### Given exercise:
Read through the data and count the lines that contain the string "NOTTON"; give only the result.

[Dataset listings of figures]

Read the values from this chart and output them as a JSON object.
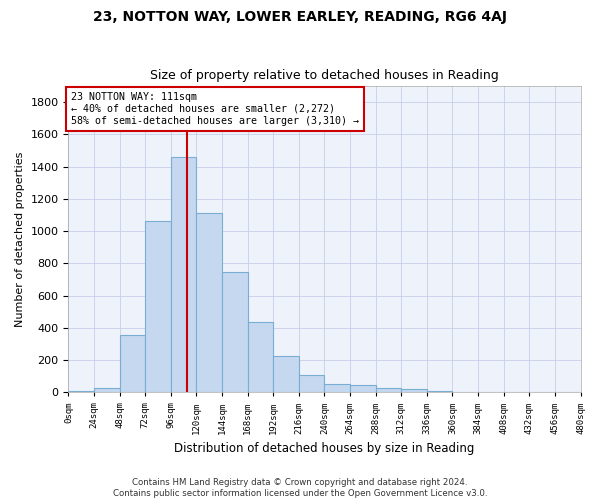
{
  "title": "23, NOTTON WAY, LOWER EARLEY, READING, RG6 4AJ",
  "subtitle": "Size of property relative to detached houses in Reading",
  "xlabel": "Distribution of detached houses by size in Reading",
  "ylabel": "Number of detached properties",
  "footnote1": "Contains HM Land Registry data © Crown copyright and database right 2024.",
  "footnote2": "Contains public sector information licensed under the Open Government Licence v3.0.",
  "bar_edges": [
    0,
    24,
    48,
    72,
    96,
    120,
    144,
    168,
    192,
    216,
    240,
    264,
    288,
    312,
    336,
    360,
    384,
    408,
    432,
    456,
    480
  ],
  "bar_heights": [
    10,
    30,
    355,
    1060,
    1460,
    1110,
    745,
    435,
    225,
    110,
    50,
    45,
    30,
    20,
    8,
    5,
    3,
    2,
    1,
    1
  ],
  "bar_color": "#c5d8f0",
  "bar_edge_color": "#7aadd4",
  "vline_x": 111,
  "vline_color": "#cc0000",
  "annotation_text": "23 NOTTON WAY: 111sqm\n← 40% of detached houses are smaller (2,272)\n58% of semi-detached houses are larger (3,310) →",
  "annotation_box_color": "#cc0000",
  "ylim": [
    0,
    1900
  ],
  "yticks": [
    0,
    200,
    400,
    600,
    800,
    1000,
    1200,
    1400,
    1600,
    1800
  ],
  "bg_color": "#ffffff",
  "plot_bg_color": "#eef2fb",
  "grid_color": "#c8cfe8"
}
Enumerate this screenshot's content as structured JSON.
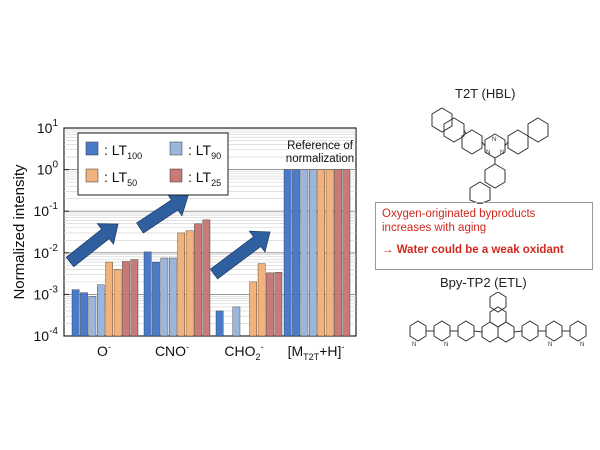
{
  "chart_data": {
    "type": "bar",
    "ylabel": "Normalized intensity",
    "yscale": "log",
    "ylim": [
      0.0001,
      10
    ],
    "y_tick_exponents": [
      1,
      0,
      -1,
      -2,
      -3,
      -4
    ],
    "y_tick_base": "10",
    "categories": [
      {
        "main": "O",
        "sup": "-",
        "sub": ""
      },
      {
        "main": "CNO",
        "sup": "-",
        "sub": ""
      },
      {
        "main": "CHO",
        "sup": "-",
        "sub": "2"
      },
      {
        "main": "[M",
        "sub": "T2T",
        "tail": "+H]",
        "sup": "-"
      }
    ],
    "series": [
      {
        "name": {
          "main": "LT",
          "sub": "100"
        },
        "color": "#4a7bc8",
        "values": [
          0.0013,
          0.0105,
          0.0004,
          1.0
        ]
      },
      {
        "name": {
          "main": "LT",
          "sub": "90"
        },
        "color": "#9bb6dc",
        "values": [
          0.0011,
          0.006,
          null,
          1.0
        ]
      },
      {
        "name": {
          "main": "LT",
          "sub": "50"
        },
        "color": "#f2b27e",
        "values": [
          0.006,
          0.03,
          0.0055,
          1.0
        ]
      },
      {
        "name": {
          "main": "LT",
          "sub": "25"
        },
        "color": "#c87978",
        "values": [
          0.0065,
          0.06,
          0.0033,
          1.0
        ]
      }
    ],
    "bar_values": [
      [
        0.0013,
        0.0011,
        0.0009,
        0.0017,
        0.006,
        0.004,
        0.0062,
        0.0068
      ],
      [
        0.0105,
        0.006,
        0.0075,
        0.0075,
        0.03,
        0.034,
        0.05,
        0.062
      ],
      [
        0.0004,
        null,
        0.0005,
        null,
        0.002,
        0.0055,
        0.0033,
        0.0034
      ],
      [
        1.0,
        1.0,
        1.0,
        1.0,
        1.0,
        1.0,
        1.0,
        1.0
      ]
    ],
    "bar_colors": [
      "#4a7bc8",
      "#4a7bc8",
      "#9bb6dc",
      "#9bb6dc",
      "#f2b27e",
      "#f2b27e",
      "#c87978",
      "#c87978"
    ],
    "legend_placement": "top-left",
    "legend_order": [
      0,
      2,
      1,
      3
    ],
    "annotation": {
      "line1": "Reference of",
      "line2": "normalization"
    },
    "trend_arrows": 3
  },
  "molecules": {
    "t2t_title": "T2T (HBL)",
    "bpy_title": "Bpy-TP2 (ETL)"
  },
  "callout": {
    "line1": "Oxygen-originated byproducts",
    "line1b": "increases with aging",
    "line2": "→ Water could be a weak oxidant",
    "border_color": "#9a9a9a",
    "text_color": "#d0281e"
  }
}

### Final result:
2